WRITTEN INSTRUCTION:
Print each of the lines below without changing a character, and keep them in their original order.

········

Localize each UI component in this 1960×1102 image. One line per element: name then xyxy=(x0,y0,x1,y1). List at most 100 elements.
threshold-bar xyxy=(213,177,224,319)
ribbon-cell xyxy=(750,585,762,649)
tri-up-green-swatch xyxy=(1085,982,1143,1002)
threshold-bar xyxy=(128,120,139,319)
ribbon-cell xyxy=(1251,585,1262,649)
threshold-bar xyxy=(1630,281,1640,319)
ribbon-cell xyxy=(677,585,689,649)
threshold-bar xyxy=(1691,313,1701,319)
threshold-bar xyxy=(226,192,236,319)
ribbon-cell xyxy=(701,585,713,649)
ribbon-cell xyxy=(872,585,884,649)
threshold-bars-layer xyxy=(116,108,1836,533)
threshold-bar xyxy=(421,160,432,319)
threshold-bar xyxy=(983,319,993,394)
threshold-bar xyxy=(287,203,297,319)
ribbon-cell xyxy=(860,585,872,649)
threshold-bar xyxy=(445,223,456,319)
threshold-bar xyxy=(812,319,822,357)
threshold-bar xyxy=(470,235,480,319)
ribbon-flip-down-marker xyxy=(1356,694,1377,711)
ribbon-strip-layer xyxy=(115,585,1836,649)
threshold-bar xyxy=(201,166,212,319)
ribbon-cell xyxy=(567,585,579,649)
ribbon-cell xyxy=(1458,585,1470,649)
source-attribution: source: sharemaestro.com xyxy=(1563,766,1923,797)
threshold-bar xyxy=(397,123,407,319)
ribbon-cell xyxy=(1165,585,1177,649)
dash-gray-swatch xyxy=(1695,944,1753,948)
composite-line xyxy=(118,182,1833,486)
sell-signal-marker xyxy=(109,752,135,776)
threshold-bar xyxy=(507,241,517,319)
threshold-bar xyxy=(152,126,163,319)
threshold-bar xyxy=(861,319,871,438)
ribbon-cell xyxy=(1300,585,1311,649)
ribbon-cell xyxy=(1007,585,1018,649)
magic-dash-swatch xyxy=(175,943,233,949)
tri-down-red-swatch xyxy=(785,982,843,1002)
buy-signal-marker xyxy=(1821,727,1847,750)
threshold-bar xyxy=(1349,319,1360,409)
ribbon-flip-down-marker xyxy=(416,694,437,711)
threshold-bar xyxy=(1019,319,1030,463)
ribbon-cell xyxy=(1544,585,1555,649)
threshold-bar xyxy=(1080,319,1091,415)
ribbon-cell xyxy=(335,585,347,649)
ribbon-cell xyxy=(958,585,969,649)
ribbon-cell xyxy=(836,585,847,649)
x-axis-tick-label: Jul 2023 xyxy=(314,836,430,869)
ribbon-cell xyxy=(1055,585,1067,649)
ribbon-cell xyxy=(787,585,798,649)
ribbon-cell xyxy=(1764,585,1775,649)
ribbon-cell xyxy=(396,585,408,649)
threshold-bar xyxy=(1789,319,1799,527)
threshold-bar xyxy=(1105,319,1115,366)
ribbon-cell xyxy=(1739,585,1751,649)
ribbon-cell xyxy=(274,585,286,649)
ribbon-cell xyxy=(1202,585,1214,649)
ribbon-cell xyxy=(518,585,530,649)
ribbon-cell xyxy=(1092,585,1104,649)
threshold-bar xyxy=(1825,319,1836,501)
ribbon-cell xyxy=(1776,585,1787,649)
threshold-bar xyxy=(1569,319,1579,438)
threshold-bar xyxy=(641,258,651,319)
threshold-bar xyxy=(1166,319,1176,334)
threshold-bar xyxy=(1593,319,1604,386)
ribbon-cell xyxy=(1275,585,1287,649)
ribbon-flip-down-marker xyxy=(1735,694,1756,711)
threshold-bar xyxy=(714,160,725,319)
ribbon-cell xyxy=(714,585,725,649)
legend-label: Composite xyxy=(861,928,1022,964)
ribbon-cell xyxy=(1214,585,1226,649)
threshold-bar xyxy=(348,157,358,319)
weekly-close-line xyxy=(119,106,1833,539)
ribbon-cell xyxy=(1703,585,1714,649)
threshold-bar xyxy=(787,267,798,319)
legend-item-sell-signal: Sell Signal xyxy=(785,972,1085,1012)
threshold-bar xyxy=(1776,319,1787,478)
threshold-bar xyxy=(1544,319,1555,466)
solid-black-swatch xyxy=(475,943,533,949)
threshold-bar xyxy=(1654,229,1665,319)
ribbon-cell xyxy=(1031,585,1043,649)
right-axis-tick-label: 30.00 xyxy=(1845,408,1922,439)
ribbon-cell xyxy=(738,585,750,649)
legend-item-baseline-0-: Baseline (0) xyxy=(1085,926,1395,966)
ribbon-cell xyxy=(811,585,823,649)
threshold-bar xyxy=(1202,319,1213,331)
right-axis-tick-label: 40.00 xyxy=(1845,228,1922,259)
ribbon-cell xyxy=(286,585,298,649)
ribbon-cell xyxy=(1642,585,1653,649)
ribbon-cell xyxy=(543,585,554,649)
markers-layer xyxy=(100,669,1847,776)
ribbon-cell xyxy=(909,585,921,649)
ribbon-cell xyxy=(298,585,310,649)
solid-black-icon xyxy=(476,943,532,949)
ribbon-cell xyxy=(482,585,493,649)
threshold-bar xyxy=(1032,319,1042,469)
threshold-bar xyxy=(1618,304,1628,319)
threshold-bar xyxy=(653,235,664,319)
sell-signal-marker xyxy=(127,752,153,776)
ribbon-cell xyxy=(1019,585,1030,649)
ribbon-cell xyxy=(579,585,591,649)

········

COMPLETE RESPONSE:
Localize each UI component in this 1960×1102 image. One line per element: name then xyxy=(x0,y0,x1,y1). List at most 100 elements.
threshold-bar xyxy=(213,177,224,319)
ribbon-cell xyxy=(750,585,762,649)
tri-up-green-swatch xyxy=(1085,982,1143,1002)
threshold-bar xyxy=(128,120,139,319)
ribbon-cell xyxy=(1251,585,1262,649)
threshold-bar xyxy=(1630,281,1640,319)
ribbon-cell xyxy=(677,585,689,649)
threshold-bar xyxy=(1691,313,1701,319)
threshold-bar xyxy=(226,192,236,319)
ribbon-cell xyxy=(701,585,713,649)
ribbon-cell xyxy=(872,585,884,649)
threshold-bars-layer xyxy=(116,108,1836,533)
threshold-bar xyxy=(421,160,432,319)
threshold-bar xyxy=(983,319,993,394)
threshold-bar xyxy=(287,203,297,319)
ribbon-cell xyxy=(860,585,872,649)
threshold-bar xyxy=(445,223,456,319)
threshold-bar xyxy=(812,319,822,357)
threshold-bar xyxy=(470,235,480,319)
ribbon-flip-down-marker xyxy=(1356,694,1377,711)
ribbon-strip-layer xyxy=(115,585,1836,649)
threshold-bar xyxy=(201,166,212,319)
ribbon-cell xyxy=(567,585,579,649)
ribbon-cell xyxy=(1458,585,1470,649)
source-attribution: source: sharemaestro.com xyxy=(1563,766,1923,797)
threshold-bar xyxy=(397,123,407,319)
ribbon-cell xyxy=(1165,585,1177,649)
dash-gray-swatch xyxy=(1695,944,1753,948)
composite-line xyxy=(118,182,1833,486)
sell-signal-marker xyxy=(109,752,135,776)
threshold-bar xyxy=(507,241,517,319)
threshold-bar xyxy=(152,126,163,319)
threshold-bar xyxy=(861,319,871,438)
ribbon-cell xyxy=(1300,585,1311,649)
ribbon-cell xyxy=(1007,585,1018,649)
magic-dash-swatch xyxy=(175,943,233,949)
tri-down-red-swatch xyxy=(785,982,843,1002)
buy-signal-marker xyxy=(1821,727,1847,750)
threshold-bar xyxy=(1349,319,1360,409)
ribbon-flip-down-marker xyxy=(416,694,437,711)
threshold-bar xyxy=(1019,319,1030,463)
ribbon-cell xyxy=(1544,585,1555,649)
threshold-bar xyxy=(1080,319,1091,415)
ribbon-cell xyxy=(335,585,347,649)
ribbon-cell xyxy=(958,585,969,649)
ribbon-cell xyxy=(836,585,847,649)
x-axis-tick-label: Jul 2023 xyxy=(314,836,430,869)
ribbon-cell xyxy=(1055,585,1067,649)
ribbon-cell xyxy=(787,585,798,649)
ribbon-cell xyxy=(1764,585,1775,649)
ribbon-cell xyxy=(396,585,408,649)
threshold-bar xyxy=(1789,319,1799,527)
threshold-bar xyxy=(1105,319,1115,366)
ribbon-cell xyxy=(1739,585,1751,649)
ribbon-cell xyxy=(274,585,286,649)
ribbon-cell xyxy=(1202,585,1214,649)
ribbon-cell xyxy=(518,585,530,649)
ribbon-cell xyxy=(1092,585,1104,649)
threshold-bar xyxy=(1825,319,1836,501)
ribbon-cell xyxy=(1776,585,1787,649)
threshold-bar xyxy=(1569,319,1579,438)
threshold-bar xyxy=(641,258,651,319)
threshold-bar xyxy=(1166,319,1176,334)
threshold-bar xyxy=(1593,319,1604,386)
ribbon-cell xyxy=(1275,585,1287,649)
ribbon-flip-down-marker xyxy=(1735,694,1756,711)
threshold-bar xyxy=(714,160,725,319)
ribbon-cell xyxy=(714,585,725,649)
legend-label: Composite xyxy=(861,928,1022,964)
ribbon-cell xyxy=(1214,585,1226,649)
threshold-bar xyxy=(348,157,358,319)
weekly-close-line xyxy=(119,106,1833,539)
ribbon-cell xyxy=(1703,585,1714,649)
threshold-bar xyxy=(787,267,798,319)
legend-item-sell-signal: Sell Signal xyxy=(785,972,1085,1012)
threshold-bar xyxy=(1776,319,1787,478)
threshold-bar xyxy=(1544,319,1555,466)
solid-black-swatch xyxy=(475,943,533,949)
threshold-bar xyxy=(1654,229,1665,319)
ribbon-cell xyxy=(1031,585,1043,649)
right-axis-tick-label: 30.00 xyxy=(1845,408,1922,439)
ribbon-cell xyxy=(738,585,750,649)
legend-item-baseline-0-: Baseline (0) xyxy=(1085,926,1395,966)
ribbon-cell xyxy=(811,585,823,649)
threshold-bar xyxy=(1202,319,1213,331)
right-axis-tick-label: 40.00 xyxy=(1845,228,1922,259)
ribbon-cell xyxy=(286,585,298,649)
ribbon-cell xyxy=(1642,585,1653,649)
ribbon-cell xyxy=(543,585,554,649)
markers-layer xyxy=(100,669,1847,776)
ribbon-cell xyxy=(909,585,921,649)
ribbon-cell xyxy=(298,585,310,649)
solid-black-icon xyxy=(476,943,532,949)
ribbon-cell xyxy=(482,585,493,649)
threshold-bar xyxy=(1032,319,1042,469)
threshold-bar xyxy=(1618,304,1628,319)
threshold-bar xyxy=(653,235,664,319)
sell-signal-marker xyxy=(127,752,153,776)
ribbon-cell xyxy=(1019,585,1030,649)
ribbon-cell xyxy=(579,585,591,649)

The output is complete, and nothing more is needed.